# INSTRUCTION
Report every line of the material below that contains the string "plot", matching case exactly.

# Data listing
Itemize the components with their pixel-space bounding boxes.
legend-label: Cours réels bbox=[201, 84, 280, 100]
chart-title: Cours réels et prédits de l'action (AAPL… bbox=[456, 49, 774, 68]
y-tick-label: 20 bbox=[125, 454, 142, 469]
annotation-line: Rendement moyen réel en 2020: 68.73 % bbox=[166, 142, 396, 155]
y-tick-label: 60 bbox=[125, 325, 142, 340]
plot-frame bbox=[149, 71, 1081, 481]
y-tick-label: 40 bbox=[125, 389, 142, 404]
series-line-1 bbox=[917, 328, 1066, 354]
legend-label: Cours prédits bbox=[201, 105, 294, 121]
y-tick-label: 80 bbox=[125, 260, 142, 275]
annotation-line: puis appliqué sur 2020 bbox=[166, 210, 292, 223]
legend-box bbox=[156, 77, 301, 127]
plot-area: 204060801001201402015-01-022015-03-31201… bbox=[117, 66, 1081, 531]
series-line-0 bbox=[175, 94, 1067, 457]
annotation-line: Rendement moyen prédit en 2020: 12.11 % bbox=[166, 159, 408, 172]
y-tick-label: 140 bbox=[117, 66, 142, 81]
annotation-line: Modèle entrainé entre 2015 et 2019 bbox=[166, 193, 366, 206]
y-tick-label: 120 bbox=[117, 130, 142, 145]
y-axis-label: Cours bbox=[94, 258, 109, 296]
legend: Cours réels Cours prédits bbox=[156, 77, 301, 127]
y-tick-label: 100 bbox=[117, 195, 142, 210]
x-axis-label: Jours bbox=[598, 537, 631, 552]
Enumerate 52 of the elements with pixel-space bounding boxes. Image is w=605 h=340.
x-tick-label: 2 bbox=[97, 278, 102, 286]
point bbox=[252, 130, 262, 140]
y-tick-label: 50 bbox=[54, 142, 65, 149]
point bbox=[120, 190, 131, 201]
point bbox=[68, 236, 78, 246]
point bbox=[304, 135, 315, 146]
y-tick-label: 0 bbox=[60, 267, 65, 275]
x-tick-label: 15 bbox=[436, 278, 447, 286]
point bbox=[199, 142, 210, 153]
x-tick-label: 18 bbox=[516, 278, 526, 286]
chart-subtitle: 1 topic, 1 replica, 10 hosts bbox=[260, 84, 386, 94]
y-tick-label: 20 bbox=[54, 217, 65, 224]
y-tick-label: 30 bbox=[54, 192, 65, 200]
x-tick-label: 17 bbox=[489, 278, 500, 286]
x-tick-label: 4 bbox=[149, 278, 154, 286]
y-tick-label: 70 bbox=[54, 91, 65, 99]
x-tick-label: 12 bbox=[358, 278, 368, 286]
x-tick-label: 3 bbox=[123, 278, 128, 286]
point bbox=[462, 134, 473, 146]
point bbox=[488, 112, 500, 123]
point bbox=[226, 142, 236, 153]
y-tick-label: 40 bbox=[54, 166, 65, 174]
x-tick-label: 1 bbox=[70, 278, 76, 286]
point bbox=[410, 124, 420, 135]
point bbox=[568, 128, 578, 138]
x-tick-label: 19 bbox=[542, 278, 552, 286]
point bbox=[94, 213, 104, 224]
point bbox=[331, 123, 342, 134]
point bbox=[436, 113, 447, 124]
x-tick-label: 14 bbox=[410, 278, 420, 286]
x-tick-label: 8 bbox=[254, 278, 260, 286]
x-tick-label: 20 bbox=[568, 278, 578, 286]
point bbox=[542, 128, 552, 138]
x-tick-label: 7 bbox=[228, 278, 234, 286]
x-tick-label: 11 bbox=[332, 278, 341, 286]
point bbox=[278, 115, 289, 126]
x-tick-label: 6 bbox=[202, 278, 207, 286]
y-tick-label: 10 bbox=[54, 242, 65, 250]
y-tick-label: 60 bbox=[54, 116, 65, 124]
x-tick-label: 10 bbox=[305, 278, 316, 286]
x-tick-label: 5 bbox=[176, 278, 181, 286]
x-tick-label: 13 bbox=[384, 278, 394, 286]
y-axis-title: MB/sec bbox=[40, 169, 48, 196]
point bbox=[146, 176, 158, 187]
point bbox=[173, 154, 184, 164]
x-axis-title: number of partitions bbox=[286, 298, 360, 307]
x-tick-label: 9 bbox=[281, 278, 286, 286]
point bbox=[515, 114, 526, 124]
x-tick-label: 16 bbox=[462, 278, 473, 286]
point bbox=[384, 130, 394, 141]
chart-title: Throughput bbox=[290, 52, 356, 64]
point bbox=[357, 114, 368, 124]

# SOLUTION FOR THIS EXERCISE
plot-frame bbox=[149, 71, 1081, 481]
plot-area: 204060801001201402015-01-022015-03-31201… bbox=[117, 66, 1081, 531]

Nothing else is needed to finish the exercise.